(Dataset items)
— start —
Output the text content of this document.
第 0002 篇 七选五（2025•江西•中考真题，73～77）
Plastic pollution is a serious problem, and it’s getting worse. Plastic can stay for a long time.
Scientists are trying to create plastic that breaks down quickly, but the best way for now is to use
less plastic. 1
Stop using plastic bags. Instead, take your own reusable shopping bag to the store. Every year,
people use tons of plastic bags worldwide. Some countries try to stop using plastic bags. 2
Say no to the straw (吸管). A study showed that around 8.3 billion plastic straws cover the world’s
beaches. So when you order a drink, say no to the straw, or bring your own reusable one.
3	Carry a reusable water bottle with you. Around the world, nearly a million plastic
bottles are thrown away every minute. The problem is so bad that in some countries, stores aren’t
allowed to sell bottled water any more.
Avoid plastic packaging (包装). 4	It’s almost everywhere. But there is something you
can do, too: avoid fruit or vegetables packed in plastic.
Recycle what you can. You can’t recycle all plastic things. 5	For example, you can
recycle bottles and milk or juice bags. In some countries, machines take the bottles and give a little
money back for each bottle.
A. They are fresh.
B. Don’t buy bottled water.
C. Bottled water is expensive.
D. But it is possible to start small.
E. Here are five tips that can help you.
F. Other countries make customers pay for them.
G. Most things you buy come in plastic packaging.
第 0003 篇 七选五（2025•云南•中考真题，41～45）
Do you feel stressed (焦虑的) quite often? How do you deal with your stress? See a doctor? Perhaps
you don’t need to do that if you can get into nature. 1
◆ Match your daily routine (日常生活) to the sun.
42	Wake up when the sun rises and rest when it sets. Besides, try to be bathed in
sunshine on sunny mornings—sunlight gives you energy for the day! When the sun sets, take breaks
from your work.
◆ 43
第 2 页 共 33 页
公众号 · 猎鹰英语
— end —
#### [Instructions to follow]
Transcribe the whole listing with nothing added or left out.

#### [Final result]
Output the text content of this document.
第 0002 篇 七选五（2025•江西•中考真题，73～77）
Plastic pollution is a serious problem, and it’s getting worse. Plastic can stay for a long time.
Scientists are trying to create plastic that breaks down quickly, but the best way for now is to use
less plastic. 1
Stop using plastic bags. Instead, take your own reusable shopping bag to the store. Every year,
people use tons of plastic bags worldwide. Some countries try to stop using plastic bags. 2
Say no to the straw (吸管). A study showed that around 8.3 billion plastic straws cover the world’s
beaches. So when you order a drink, say no to the straw, or bring your own reusable one.
3	Carry a reusable water bottle with you. Around the world, nearly a million plastic
bottles are thrown away every minute. The problem is so bad that in some countries, stores aren’t
allowed to sell bottled water any more.
Avoid plastic packaging (包装). 4	It’s almost everywhere. But there is something you
can do, too: avoid fruit or vegetables packed in plastic.
Recycle what you can. You can’t recycle all plastic things. 5	For example, you can
recycle bottles and milk or juice bags. In some countries, machines take the bottles and give a little
money back for each bottle.
A. They are fresh.
B. Don’t buy bottled water.
C. Bottled water is expensive.
D. But it is possible to start small.
E. Here are five tips that can help you.
F. Other countries make customers pay for them.
G. Most things you buy come in plastic packaging.
第 0003 篇 七选五（2025•云南•中考真题，41～45）
Do you feel stressed (焦虑的) quite often? How do you deal with your stress? See a doctor? Perhaps
you don’t need to do that if you can get into nature. 1
◆ Match your daily routine (日常生活) to the sun.
42	Wake up when the sun rises and rest when it sets. Besides, try to be bathed in
sunshine on sunny mornings—sunlight gives you energy for the day! When the sun sets, take breaks
from your work.
◆ 43
第 2 页 共 33 页
公众号 · 猎鹰英语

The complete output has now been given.